What is needed
Your task is to output the data exactly as it stands.

Extracted information
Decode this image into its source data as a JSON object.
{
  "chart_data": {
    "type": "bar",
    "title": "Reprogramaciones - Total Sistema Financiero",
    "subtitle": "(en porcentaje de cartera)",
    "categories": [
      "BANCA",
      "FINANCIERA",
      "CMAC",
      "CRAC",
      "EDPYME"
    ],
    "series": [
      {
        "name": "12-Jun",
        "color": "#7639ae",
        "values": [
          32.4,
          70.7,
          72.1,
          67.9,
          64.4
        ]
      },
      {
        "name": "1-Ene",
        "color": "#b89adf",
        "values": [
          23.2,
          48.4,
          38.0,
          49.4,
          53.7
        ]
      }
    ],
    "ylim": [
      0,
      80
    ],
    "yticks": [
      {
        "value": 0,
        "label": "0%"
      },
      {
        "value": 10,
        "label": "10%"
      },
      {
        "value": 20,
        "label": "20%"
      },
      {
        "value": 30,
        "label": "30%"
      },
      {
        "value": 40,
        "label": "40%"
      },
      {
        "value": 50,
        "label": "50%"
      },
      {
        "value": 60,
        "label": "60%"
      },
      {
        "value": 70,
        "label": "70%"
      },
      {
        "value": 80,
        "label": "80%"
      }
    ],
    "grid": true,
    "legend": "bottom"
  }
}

Written solution
Decode this image into its source data as a JSON object.
{
  "chart_data": {
    "type": "bar",
    "title": "Reprogramaciones - Total Sistema Financiero",
    "subtitle": "(en porcentaje de cartera)",
    "categories": [
      "BANCA",
      "FINANCIERA",
      "CMAC",
      "CRAC",
      "EDPYME"
    ],
    "series": [
      {
        "name": "12-Jun",
        "color": "#7639ae",
        "values": [
          32.4,
          70.7,
          72.1,
          67.9,
          64.4
        ]
      },
      {
        "name": "1-Ene",
        "color": "#b89adf",
        "values": [
          23.2,
          48.4,
          38.0,
          49.4,
          53.7
        ]
      }
    ],
    "ylim": [
      0,
      80
    ],
    "yticks": [
      {
        "value": 0,
        "label": "0%"
      },
      {
        "value": 10,
        "label": "10%"
      },
      {
        "value": 20,
        "label": "20%"
      },
      {
        "value": 30,
        "label": "30%"
      },
      {
        "value": 40,
        "label": "40%"
      },
      {
        "value": 50,
        "label": "50%"
      },
      {
        "value": 60,
        "label": "60%"
      },
      {
        "value": 70,
        "label": "70%"
      },
      {
        "value": 80,
        "label": "80%"
      }
    ],
    "grid": true,
    "legend": "bottom"
  }
}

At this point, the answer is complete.